STATED GOAL: Print every entry word for word, but omit the pictures.
>> BEGIN
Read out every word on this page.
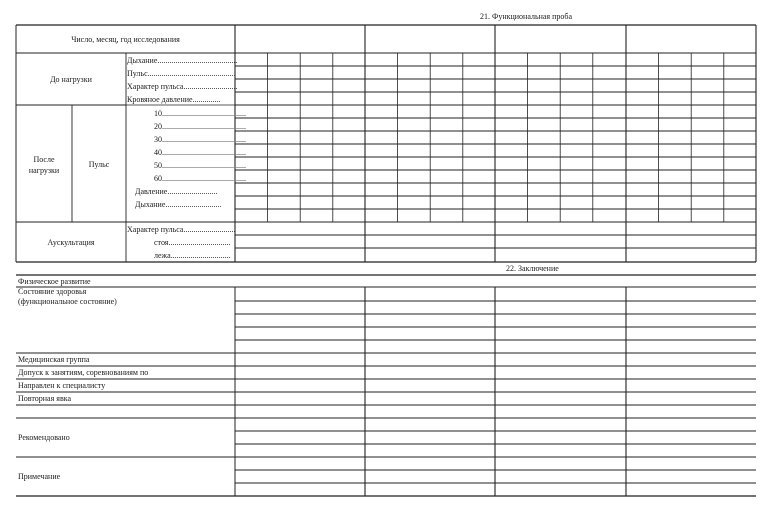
21. Функциональная проба
Число, месяц, год исследования
До нагрузки
Дыхание........................................
Пульс............................................
Характер пульса...........................
Кровяное давление..............
После
нагрузки
Пульс
10..........................................
20..........................................
30..........................................
40..........................................
50..........................................
60..........................................
Давление.........................
Дыхание............................
Аускультация
Характер пульса..........................
стоя...............................
лежа..............................
22. Заключение
Физическое развитие
Состояние здоровья
(функциональное состояние)
Медицинская группа
Допуск к занятиям, соревнованиям по
Направлен к специалисту
Повторная явка
Рекомендовано
Примечание
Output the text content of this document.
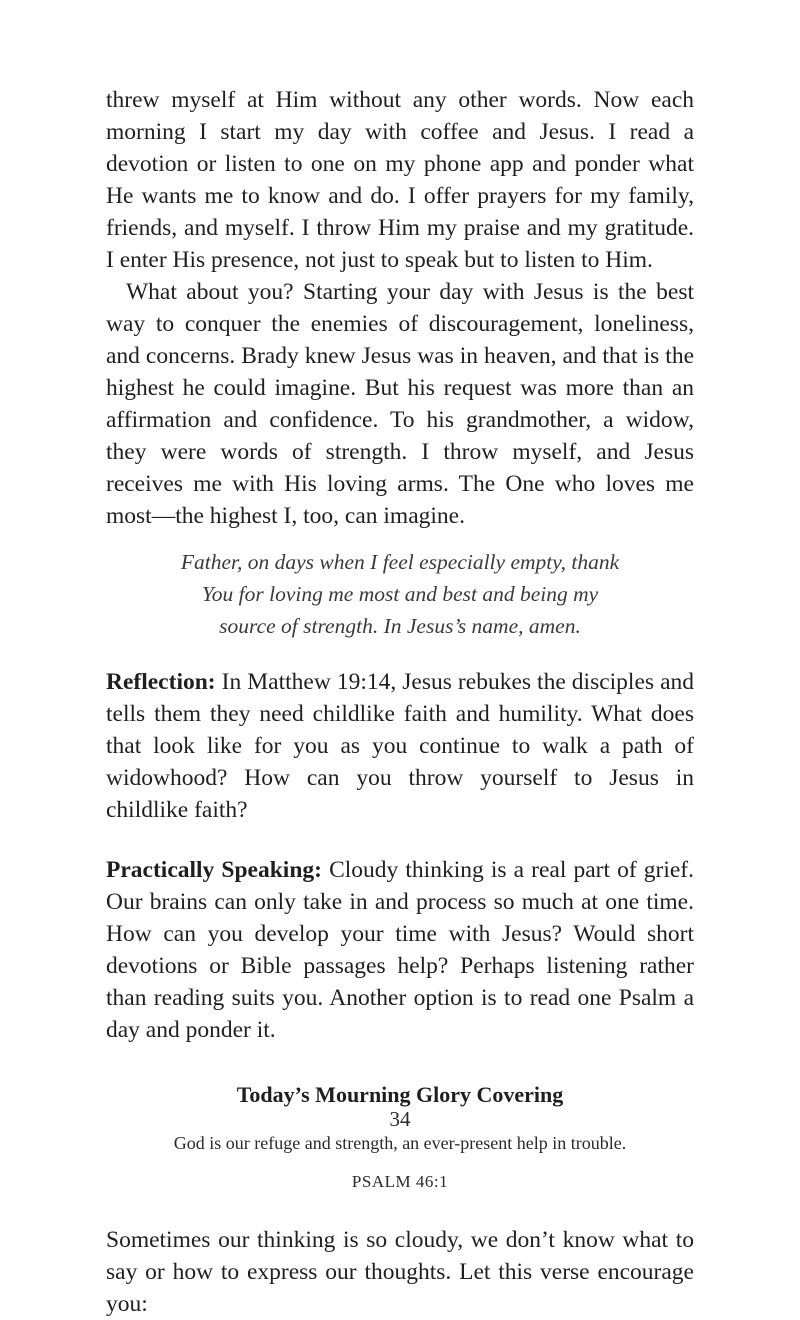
threw myself at Him without any other words. Now each morning I start my day with coffee and Jesus. I read a devotion or listen to one on my phone app and ponder what He wants me to know and do. I offer prayers for my family, friends, and myself. I throw Him my praise and my gratitude. I enter His presence, not just to speak but to listen to Him.

What about you? Starting your day with Jesus is the best way to conquer the enemies of discouragement, loneliness, and concerns. Brady knew Jesus was in heaven, and that is the highest he could imagine. But his request was more than an affirmation and confidence. To his grandmother, a widow, they were words of strength. I throw myself, and Jesus receives me with His loving arms. The One who loves me most—the highest I, too, can imagine.

Father, on days when I feel especially empty, thank
You for loving me most and best and being my
source of strength. In Jesus’s name, amen.

Reflection: In Matthew 19:14, Jesus rebukes the disciples and tells them they need childlike faith and humility. What does that look like for you as you continue to walk a path of widowhood? How can you throw yourself to Jesus in childlike faith?

Practically Speaking: Cloudy thinking is a real part of grief. Our brains can only take in and process so much at one time. How can you develop your time with Jesus? Would short devotions or Bible passages help? Perhaps listening rather than reading suits you. Another option is to read one Psalm a day and ponder it.

Today’s Mourning Glory Covering
God is our refuge and strength, an ever-present help in trouble.
PSALM 46:1

Sometimes our thinking is so cloudy, we don’t know what to say or how to express our thoughts. Let this verse encourage you:

34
>> END
ANSWER TO THE PROBLEM:
Read out every word on this page.
21. Функциональная проба
Число, месяц, год исследования
До нагрузки
Дыхание........................................
Пульс............................................
Характер пульса...........................
Кровяное давление..............
После
нагрузки
Пульс
10..........................................
20..........................................
30..........................................
40..........................................
50..........................................
60..........................................
Давление.........................
Дыхание............................
Аускультация
Характер пульса..........................
стоя...............................
лежа..............................
22. Заключение
Физическое развитие
Состояние здоровья
(функциональное состояние)
Медицинская группа
Допуск к занятиям, соревнованиям по
Направлен к специалисту
Повторная явка
Рекомендовано
Примечание
Output the text content of this document.
threw myself at Him without any other words. Now each morning I start my day with coffee and Jesus. I read a devotion or listen to one on my phone app and ponder what He wants me to know and do. I offer prayers for my family, friends, and myself. I throw Him my praise and my gratitude. I enter His presence, not just to speak but to listen to Him.

What about you? Starting your day with Jesus is the best way to conquer the enemies of discouragement, loneliness, and concerns. Brady knew Jesus was in heaven, and that is the highest he could imagine. But his request was more than an affirmation and confidence. To his grandmother, a widow, they were words of strength. I throw myself, and Jesus receives me with His loving arms. The One who loves me most—the highest I, too, can imagine.

Father, on days when I feel especially empty, thank
You for loving me most and best and being my
source of strength. In Jesus’s name, amen.

Reflection: In Matthew 19:14, Jesus rebukes the disciples and tells them they need childlike faith and humility. What does that look like for you as you continue to walk a path of widowhood? How can you throw yourself to Jesus in childlike faith?

Practically Speaking: Cloudy thinking is a real part of grief. Our brains can only take in and process so much at one time. How can you develop your time with Jesus? Would short devotions or Bible passages help? Perhaps listening rather than reading suits you. Another option is to read one Psalm a day and ponder it.

Today’s Mourning Glory Covering
God is our refuge and strength, an ever-present help in trouble.
PSALM 46:1

Sometimes our thinking is so cloudy, we don’t know what to say or how to express our thoughts. Let this verse encourage you:

34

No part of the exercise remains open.